> _Problem to work on_
Read the listing below and copy out every line that holds "title".

○ ○ ○ ○

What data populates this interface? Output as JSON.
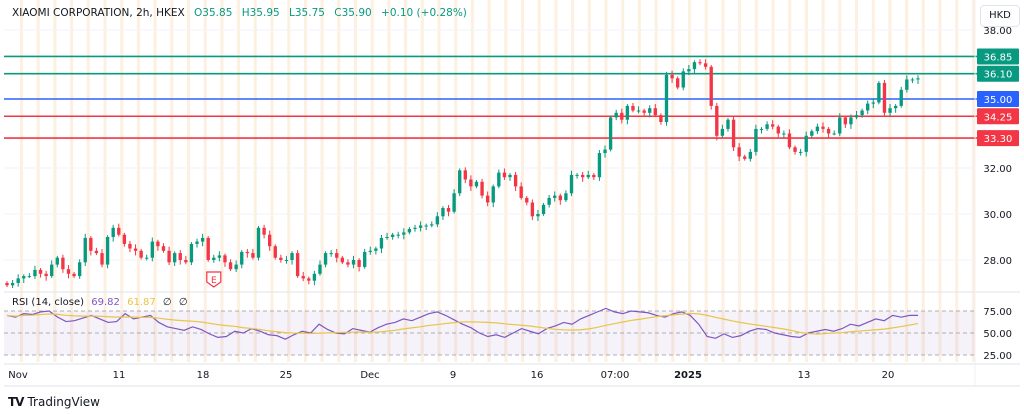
{
  "header": {
    "symbol": "XIAOMI CORPORATION, 2h, HKEX",
    "open": "O35.85",
    "high": "H35.95",
    "low": "L35.75",
    "close": "C35.90",
    "change": "+0.10 (+0.28%)"
  },
  "currency_button": "HKD",
  "rsi_legend": {
    "label": "RSI (14, close)",
    "rsi": "69.82",
    "ma": "61.87",
    "v1": "∅",
    "v2": "∅"
  },
  "brand": "TradingView",
  "colors": {
    "up": "#089981",
    "down": "#f23645",
    "blue": "#2962ff",
    "rsi": "#7e57c2",
    "rsi_ma": "#e8c547",
    "session": "#fde9d4"
  },
  "chart_data": [
    {
      "type": "candlestick",
      "title": "XIAOMI CORPORATION, 2h, HKEX",
      "ylabel": "HKD",
      "ylim": [
        26.5,
        38.2
      ],
      "yticks": [
        "38.00",
        "32.00",
        "30.00",
        "28.00"
      ],
      "yticks_values": [
        38,
        32,
        30,
        28
      ],
      "xticks": [
        "Nov",
        "11",
        "18",
        "25",
        "Dec",
        "9",
        "16",
        "07:00",
        "2025",
        "13",
        "20"
      ],
      "start_open": 27.0,
      "closes": [
        26.9,
        27.0,
        27.2,
        27.3,
        27.3,
        27.57,
        27.4,
        27.3,
        27.8,
        28.1,
        27.6,
        27.4,
        27.3,
        27.9,
        28.96,
        28.4,
        28.3,
        27.8,
        29.0,
        29.4,
        29.1,
        28.7,
        28.5,
        28.4,
        28.1,
        28.1,
        28.8,
        28.6,
        28.4,
        27.9,
        28.3,
        28.0,
        27.9,
        28.7,
        28.8,
        28.96,
        28.0,
        28.1,
        28.2,
        27.9,
        27.6,
        27.8,
        28.35,
        28.3,
        28.1,
        29.4,
        29.1,
        28.6,
        28.1,
        28.0,
        28.0,
        28.3,
        27.3,
        27.2,
        27.1,
        27.4,
        27.8,
        28.3,
        28.3,
        28.1,
        27.9,
        27.8,
        28.0,
        27.7,
        28.35,
        28.4,
        28.5,
        28.96,
        29.0,
        29.1,
        29.1,
        29.2,
        29.35,
        29.4,
        29.5,
        29.5,
        29.55,
        29.9,
        30.26,
        30.1,
        30.9,
        31.9,
        31.5,
        31.2,
        31.4,
        30.8,
        30.5,
        31.2,
        31.8,
        31.6,
        31.7,
        31.2,
        30.7,
        30.5,
        29.9,
        30.0,
        30.4,
        30.7,
        30.8,
        30.6,
        30.9,
        31.7,
        31.7,
        31.6,
        31.7,
        31.6,
        32.65,
        32.8,
        34.2,
        34.4,
        34.1,
        34.7,
        34.5,
        34.5,
        34.4,
        34.6,
        34.3,
        34.0,
        36.05,
        35.9,
        35.5,
        36.2,
        36.3,
        36.6,
        36.55,
        36.4,
        34.7,
        33.4,
        33.7,
        34.1,
        32.9,
        32.5,
        32.4,
        32.7,
        33.7,
        33.7,
        33.9,
        33.8,
        33.5,
        33.5,
        32.9,
        32.7,
        32.7,
        33.4,
        33.6,
        33.8,
        33.7,
        33.5,
        33.5,
        34.2,
        33.9,
        34.2,
        34.3,
        34.5,
        34.8,
        34.85,
        35.7,
        34.4,
        34.6,
        34.7,
        35.4,
        35.85,
        35.85,
        35.9
      ],
      "levels": [
        {
          "value": 36.85,
          "label": "36.85",
          "color": "#089981"
        },
        {
          "value": 36.1,
          "label": "36.10",
          "color": "#089981"
        },
        {
          "value": 35.0,
          "label": "35.00",
          "color": "#2962ff"
        },
        {
          "value": 34.25,
          "label": "34.25",
          "color": "#f23645"
        },
        {
          "value": 33.3,
          "label": "33.30",
          "color": "#f23645"
        }
      ],
      "annotations": [
        {
          "label": "E",
          "candle_index": 37,
          "meaning": "earnings"
        }
      ]
    },
    {
      "type": "line",
      "title": "RSI (14, close)",
      "ylim": [
        20,
        82
      ],
      "yticks": [
        "75.00",
        "50.00",
        "25.00"
      ],
      "yticks_values": [
        75,
        50,
        25
      ],
      "band": [
        25,
        75
      ],
      "ma_period": 14,
      "rsi": [
        70,
        68,
        72,
        71,
        74,
        75,
        68,
        63,
        64,
        67,
        70,
        66,
        62,
        63,
        72,
        66,
        68,
        70,
        62,
        57,
        55,
        53,
        57,
        54,
        49,
        45,
        46,
        52,
        50,
        55,
        52,
        48,
        47,
        43,
        48,
        52,
        50,
        60,
        54,
        50,
        49,
        55,
        53,
        51,
        56,
        60,
        62,
        66,
        64,
        68,
        72,
        74,
        70,
        65,
        60,
        56,
        50,
        46,
        48,
        45,
        50,
        55,
        52,
        49,
        55,
        58,
        62,
        60,
        66,
        70,
        74,
        78,
        74,
        72,
        75,
        74,
        73,
        70,
        68,
        72,
        74,
        70,
        60,
        46,
        44,
        49,
        45,
        47,
        52,
        55,
        54,
        50,
        48,
        46,
        45,
        50,
        52,
        54,
        52,
        55,
        60,
        58,
        62,
        66,
        64,
        70,
        68,
        70,
        70
      ]
    }
  ]
}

○ ○ ○ ○

> _Exercise result_
      "title": "XIAOMI CORPORATION, 2h, HKEX",
      "title": "RSI (14, close)",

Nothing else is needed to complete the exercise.